* _Rows from a figure dataset_
[Start]
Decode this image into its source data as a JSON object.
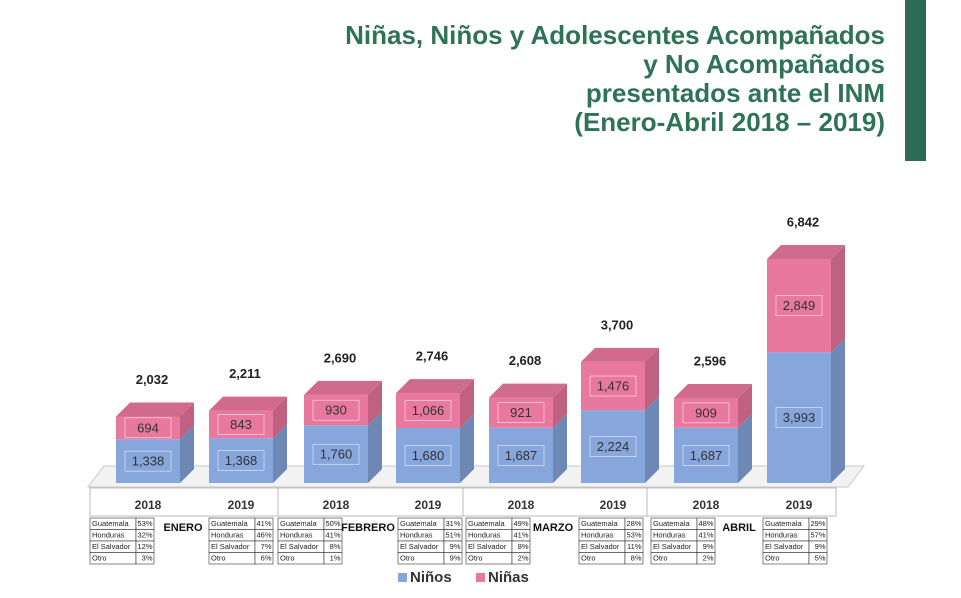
{
  "chart_data": {
    "type": "bar",
    "stacked": true,
    "title": [
      "Niñas, Niños y Adolescentes Acompañados",
      "y No Acompañados",
      "presentados ante el  INM",
      "(Enero-Abril 2018 – 2019)"
    ],
    "categories": [
      "2018",
      "2019",
      "2018",
      "2019",
      "2018",
      "2019",
      "2018",
      "2019"
    ],
    "groups": [
      "ENERO",
      "FEBRERO",
      "MARZO",
      "ABRIL"
    ],
    "series": [
      {
        "name": "Niños",
        "color": "#86a6dc",
        "values": [
          1338,
          1368,
          1760,
          1680,
          1687,
          2224,
          1687,
          3993
        ],
        "value_labels": [
          "1,338",
          "1,368",
          "1,760",
          "1,680",
          "1,687",
          "2,224",
          "1,687",
          "3,993"
        ]
      },
      {
        "name": "Niñas",
        "color": "#e9789e",
        "values": [
          694,
          843,
          930,
          1066,
          921,
          1476,
          909,
          2849
        ],
        "value_labels": [
          "694",
          "843",
          "930",
          "1,066",
          "921",
          "1,476",
          "909",
          "2,849"
        ]
      }
    ],
    "totals": [
      2032,
      2211,
      2690,
      2746,
      2608,
      3700,
      2596,
      6842
    ],
    "total_labels": [
      "2,032",
      "2,211",
      "2,690",
      "2,746",
      "2,608",
      "3,700",
      "2,596",
      "6,842"
    ],
    "breakdown": [
      {
        "countries": [
          "Guatemala",
          "Honduras",
          "El Salvador",
          "Otro"
        ],
        "values": [
          53,
          32,
          12,
          3
        ],
        "value_labels": [
          "53%",
          "32%",
          "12%",
          "3%"
        ]
      },
      {
        "countries": [
          "Guatemala",
          "Honduras",
          "El Salvador",
          "Otro"
        ],
        "values": [
          41,
          46,
          7,
          6
        ],
        "value_labels": [
          "41%",
          "46%",
          "7%",
          "6%"
        ]
      },
      {
        "countries": [
          "Guatemala",
          "Honduras",
          "El Salvador",
          "Otro"
        ],
        "values": [
          50,
          41,
          8,
          1
        ],
        "value_labels": [
          "50%",
          "41%",
          "8%",
          "1%"
        ]
      },
      {
        "countries": [
          "Guatemala",
          "Honduras",
          "El Salvador",
          "Otro"
        ],
        "values": [
          31,
          51,
          9,
          9
        ],
        "value_labels": [
          "31%",
          "51%",
          "9%",
          "9%"
        ]
      },
      {
        "countries": [
          "Guatemala",
          "Honduras",
          "El Salvador",
          "Otro"
        ],
        "values": [
          49,
          41,
          8,
          2
        ],
        "value_labels": [
          "49%",
          "41%",
          "8%",
          "2%"
        ]
      },
      {
        "countries": [
          "Guatemala",
          "Honduras",
          "El Salvador",
          "Otro"
        ],
        "values": [
          28,
          53,
          11,
          8
        ],
        "value_labels": [
          "28%",
          "53%",
          "11%",
          "8%"
        ]
      },
      {
        "countries": [
          "Guatemala",
          "Honduras",
          "El Salvador",
          "Otro"
        ],
        "values": [
          48,
          41,
          9,
          2
        ],
        "value_labels": [
          "48%",
          "41%",
          "9%",
          "2%"
        ]
      },
      {
        "countries": [
          "Guatemala",
          "Honduras",
          "El Salvador",
          "Otro"
        ],
        "values": [
          29,
          57,
          9,
          5
        ],
        "value_labels": [
          "29%",
          "57%",
          "9%",
          "5%"
        ]
      }
    ],
    "legend": "bottom"
  }
}
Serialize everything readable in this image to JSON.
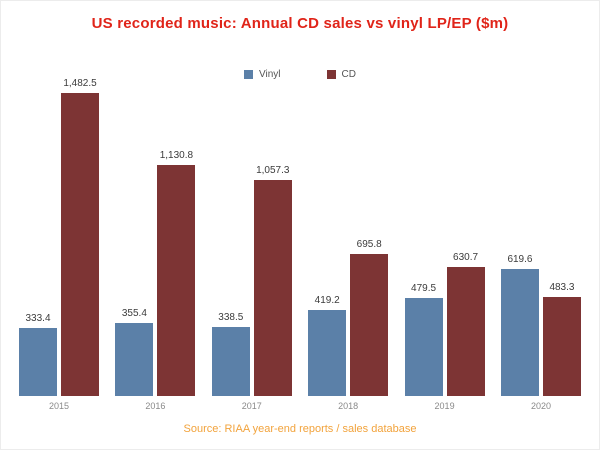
{
  "source_note": "Source: RIAA year-end reports / sales database",
  "colors": {
    "title": "#e02419",
    "source": "#f2a33c",
    "value_label": "#3b3b3b",
    "axis_label": "#8a8a8a",
    "vinyl": "#5b80a8",
    "cd": "#7d3434"
  },
  "chart_data": {
    "type": "bar",
    "title": "US recorded music: Annual CD sales vs vinyl LP/EP ($m)",
    "categories": [
      "2015",
      "2016",
      "2017",
      "2018",
      "2019",
      "2020"
    ],
    "series": [
      {
        "name": "Vinyl",
        "color": "#5b80a8",
        "values": [
          333.4,
          355.4,
          338.5,
          419.2,
          479.5,
          619.6
        ]
      },
      {
        "name": "CD",
        "color": "#7d3434",
        "values": [
          1482.5,
          1130.8,
          1057.3,
          695.8,
          630.7,
          483.3
        ]
      }
    ],
    "xlabel": "",
    "ylabel": "",
    "ylim": [
      0,
      1500
    ],
    "grid": false,
    "legend_position": "top",
    "data_labels": true
  }
}
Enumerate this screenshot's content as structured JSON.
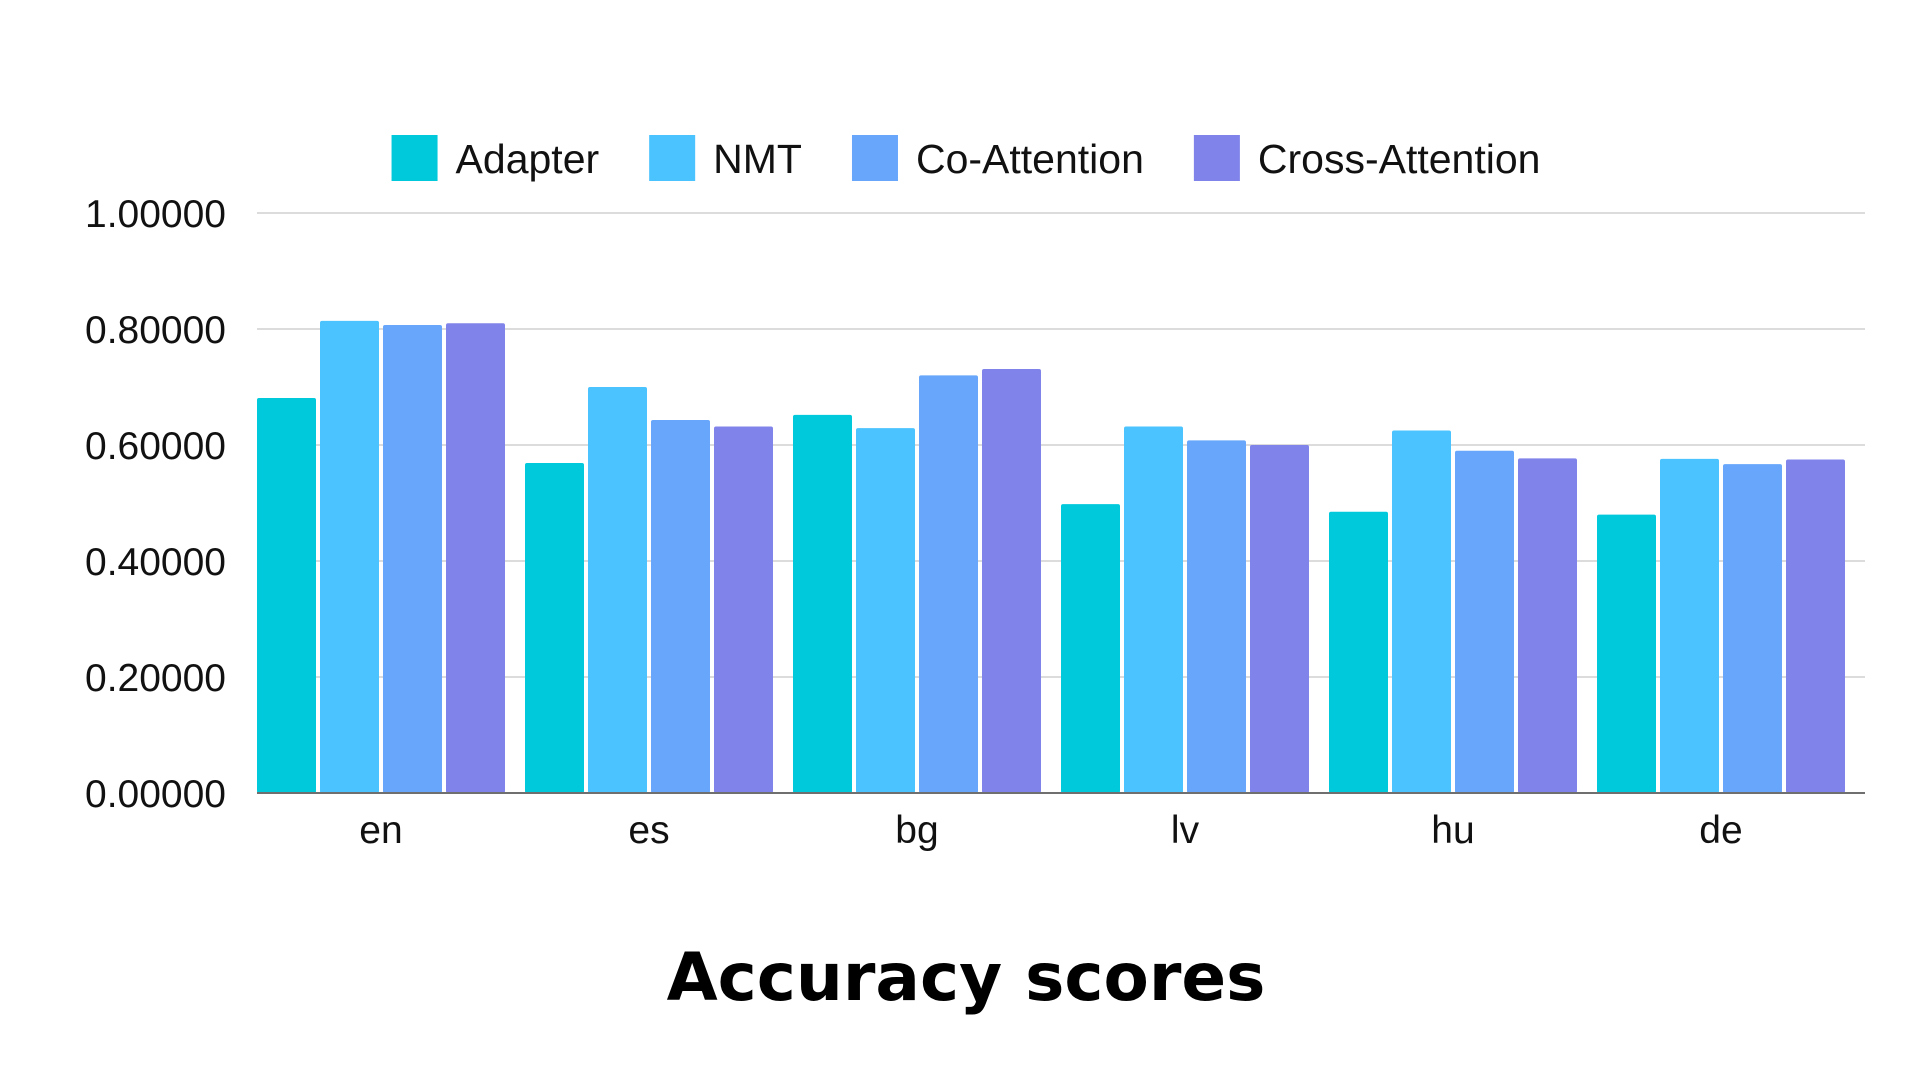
{
  "chart_data": {
    "type": "bar",
    "title": "Accuracy scores",
    "xlabel": "",
    "ylabel": "",
    "ylim": [
      0,
      1
    ],
    "yticks": [
      "0.00000",
      "0.20000",
      "0.40000",
      "0.60000",
      "0.80000",
      "1.00000"
    ],
    "ytick_values": [
      0,
      0.2,
      0.4,
      0.6,
      0.8,
      1.0
    ],
    "grid": true,
    "legend_position": "top",
    "categories": [
      "en",
      "es",
      "bg",
      "lv",
      "hu",
      "de"
    ],
    "series": [
      {
        "name": "Adapter",
        "color": "#00C9DB",
        "values": [
          0.681,
          0.569,
          0.652,
          0.498,
          0.485,
          0.48
        ]
      },
      {
        "name": "NMT",
        "color": "#4AC3FF",
        "values": [
          0.814,
          0.7,
          0.629,
          0.632,
          0.625,
          0.576
        ]
      },
      {
        "name": "Co-Attention",
        "color": "#67A6FB",
        "values": [
          0.807,
          0.643,
          0.72,
          0.608,
          0.59,
          0.567
        ]
      },
      {
        "name": "Cross-Attention",
        "color": "#8083E9",
        "values": [
          0.81,
          0.632,
          0.731,
          0.6,
          0.577,
          0.575
        ]
      }
    ]
  }
}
[End]
* _Aim of the exercise_
Copy whichever lines in the listing above contain the word "title".

* _Answer to this problem_
    "title": [
    "title": "#e02419",
    "title": "US recorded music: Annual CD sales vs vinyl LP/EP ($m)",
    "title": "Accuracy scores",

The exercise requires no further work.